### The task
Set down the data below without change, skipping the pictures it holds.
----- Stored records -----
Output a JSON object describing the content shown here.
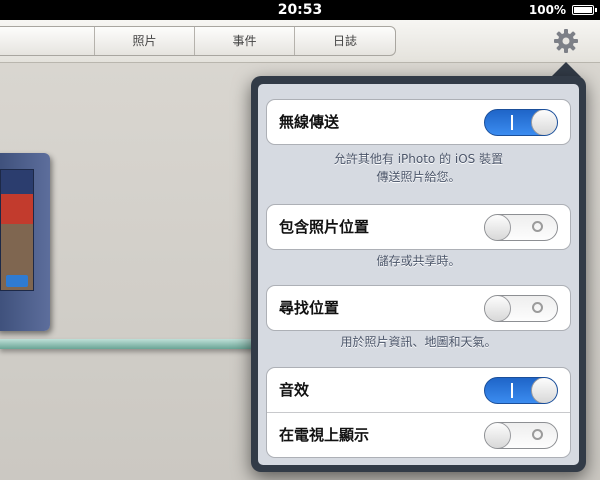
{
  "status_bar": {
    "time": "20:53",
    "battery": "100%"
  },
  "toolbar": {
    "segments": [
      "照片",
      "事件",
      "日誌"
    ],
    "gear_icon": "gear-icon"
  },
  "settings": {
    "wireless": {
      "label": "無線傳送",
      "state": "on",
      "footer_line1": "允許其他有 iPhoto 的 iOS 裝置",
      "footer_line2": "傳送照片給您。"
    },
    "include_location": {
      "label": "包含照片位置",
      "state": "off",
      "footer": "儲存或共享時。"
    },
    "find_location": {
      "label": "尋找位置",
      "state": "off",
      "footer": "用於照片資訊、地圖和天氣。"
    },
    "sound": {
      "label": "音效",
      "state": "on"
    },
    "show_on_tv": {
      "label": "在電視上顯示",
      "state": "off"
    }
  },
  "colors": {
    "switch_on": "#2d78e0",
    "popover_border": "#323b47",
    "popover_bg": "#d6dae1"
  }
}
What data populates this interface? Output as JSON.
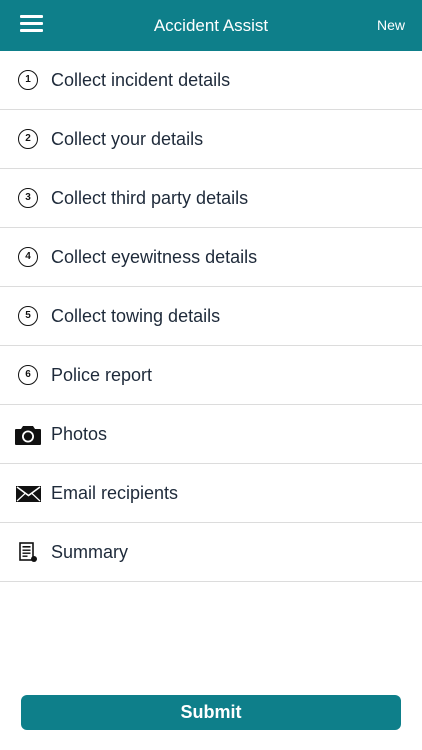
-----
### Answer to the exercise
Output a JSON object describing the content shown here.
{
  "status_bar": {
    "time": "20:53",
    "battery": "100%"
  },
  "toolbar": {
    "segments": [
      "照片",
      "事件",
      "日誌"
    ],
    "gear_icon": "gear-icon"
  },
  "settings": {
    "wireless": {
      "label": "無線傳送",
      "state": "on",
      "footer_line1": "允許其他有 iPhoto 的 iOS 裝置",
      "footer_line2": "傳送照片給您。"
    },
    "include_location": {
      "label": "包含照片位置",
      "state": "off",
      "footer": "儲存或共享時。"
    },
    "find_location": {
      "label": "尋找位置",
      "state": "off",
      "footer": "用於照片資訊、地圖和天氣。"
    },
    "sound": {
      "label": "音效",
      "state": "on"
    },
    "show_on_tv": {
      "label": "在電視上顯示",
      "state": "off"
    }
  },
  "colors": {
    "switch_on": "#2d78e0",
    "popover_border": "#323b47",
    "popover_bg": "#d6dae1"
  }
}
What data populates this interface? Output as JSON.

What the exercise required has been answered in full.